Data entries
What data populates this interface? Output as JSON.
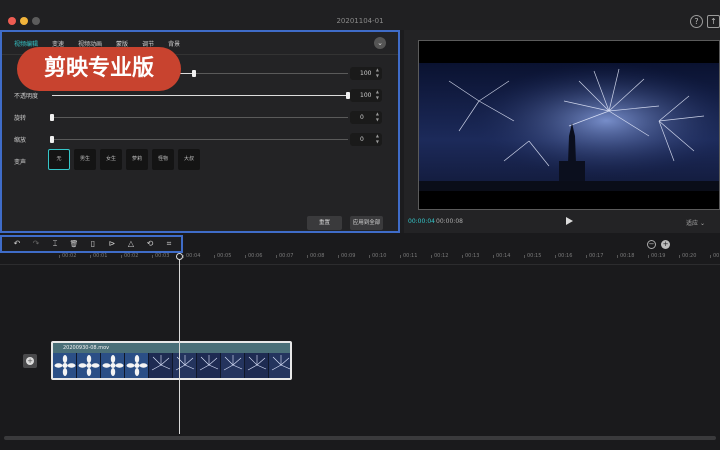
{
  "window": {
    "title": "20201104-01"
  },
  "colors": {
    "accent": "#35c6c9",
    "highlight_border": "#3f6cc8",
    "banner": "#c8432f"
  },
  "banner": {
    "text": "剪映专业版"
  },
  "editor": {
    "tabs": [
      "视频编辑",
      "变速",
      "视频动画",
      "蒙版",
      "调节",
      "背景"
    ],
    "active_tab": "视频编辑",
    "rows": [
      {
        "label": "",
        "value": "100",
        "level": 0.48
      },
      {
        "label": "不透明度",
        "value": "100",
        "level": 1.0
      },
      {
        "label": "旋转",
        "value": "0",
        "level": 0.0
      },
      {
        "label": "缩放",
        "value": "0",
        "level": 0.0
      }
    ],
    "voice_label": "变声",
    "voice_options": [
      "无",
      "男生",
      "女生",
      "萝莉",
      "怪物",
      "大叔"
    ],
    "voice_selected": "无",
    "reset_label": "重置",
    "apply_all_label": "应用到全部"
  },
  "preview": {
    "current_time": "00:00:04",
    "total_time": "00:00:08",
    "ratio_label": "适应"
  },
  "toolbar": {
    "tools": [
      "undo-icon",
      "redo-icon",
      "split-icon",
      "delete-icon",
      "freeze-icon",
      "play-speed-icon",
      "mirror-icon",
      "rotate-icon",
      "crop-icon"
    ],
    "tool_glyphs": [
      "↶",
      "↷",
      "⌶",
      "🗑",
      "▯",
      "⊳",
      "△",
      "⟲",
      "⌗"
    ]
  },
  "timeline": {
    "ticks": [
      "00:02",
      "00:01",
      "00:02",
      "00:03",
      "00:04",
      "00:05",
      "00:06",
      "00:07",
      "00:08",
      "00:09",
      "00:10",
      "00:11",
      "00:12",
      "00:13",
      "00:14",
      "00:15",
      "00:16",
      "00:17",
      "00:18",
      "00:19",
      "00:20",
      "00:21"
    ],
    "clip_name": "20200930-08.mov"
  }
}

▸ **Required task**
Keep the pictures out and write out the records exactly.

▸ **Task solution**
What data populates this interface? Output as JSON.
{
  "window": {
    "title": "20201104-01"
  },
  "colors": {
    "accent": "#35c6c9",
    "highlight_border": "#3f6cc8",
    "banner": "#c8432f"
  },
  "banner": {
    "text": "剪映专业版"
  },
  "editor": {
    "tabs": [
      "视频编辑",
      "变速",
      "视频动画",
      "蒙版",
      "调节",
      "背景"
    ],
    "active_tab": "视频编辑",
    "rows": [
      {
        "label": "",
        "value": "100",
        "level": 0.48
      },
      {
        "label": "不透明度",
        "value": "100",
        "level": 1.0
      },
      {
        "label": "旋转",
        "value": "0",
        "level": 0.0
      },
      {
        "label": "缩放",
        "value": "0",
        "level": 0.0
      }
    ],
    "voice_label": "变声",
    "voice_options": [
      "无",
      "男生",
      "女生",
      "萝莉",
      "怪物",
      "大叔"
    ],
    "voice_selected": "无",
    "reset_label": "重置",
    "apply_all_label": "应用到全部"
  },
  "preview": {
    "current_time": "00:00:04",
    "total_time": "00:00:08",
    "ratio_label": "适应"
  },
  "toolbar": {
    "tools": [
      "undo-icon",
      "redo-icon",
      "split-icon",
      "delete-icon",
      "freeze-icon",
      "play-speed-icon",
      "mirror-icon",
      "rotate-icon",
      "crop-icon"
    ],
    "tool_glyphs": [
      "↶",
      "↷",
      "⌶",
      "🗑",
      "▯",
      "⊳",
      "△",
      "⟲",
      "⌗"
    ]
  },
  "timeline": {
    "ticks": [
      "00:02",
      "00:01",
      "00:02",
      "00:03",
      "00:04",
      "00:05",
      "00:06",
      "00:07",
      "00:08",
      "00:09",
      "00:10",
      "00:11",
      "00:12",
      "00:13",
      "00:14",
      "00:15",
      "00:16",
      "00:17",
      "00:18",
      "00:19",
      "00:20",
      "00:21"
    ],
    "clip_name": "20200930-08.mov"
  }
}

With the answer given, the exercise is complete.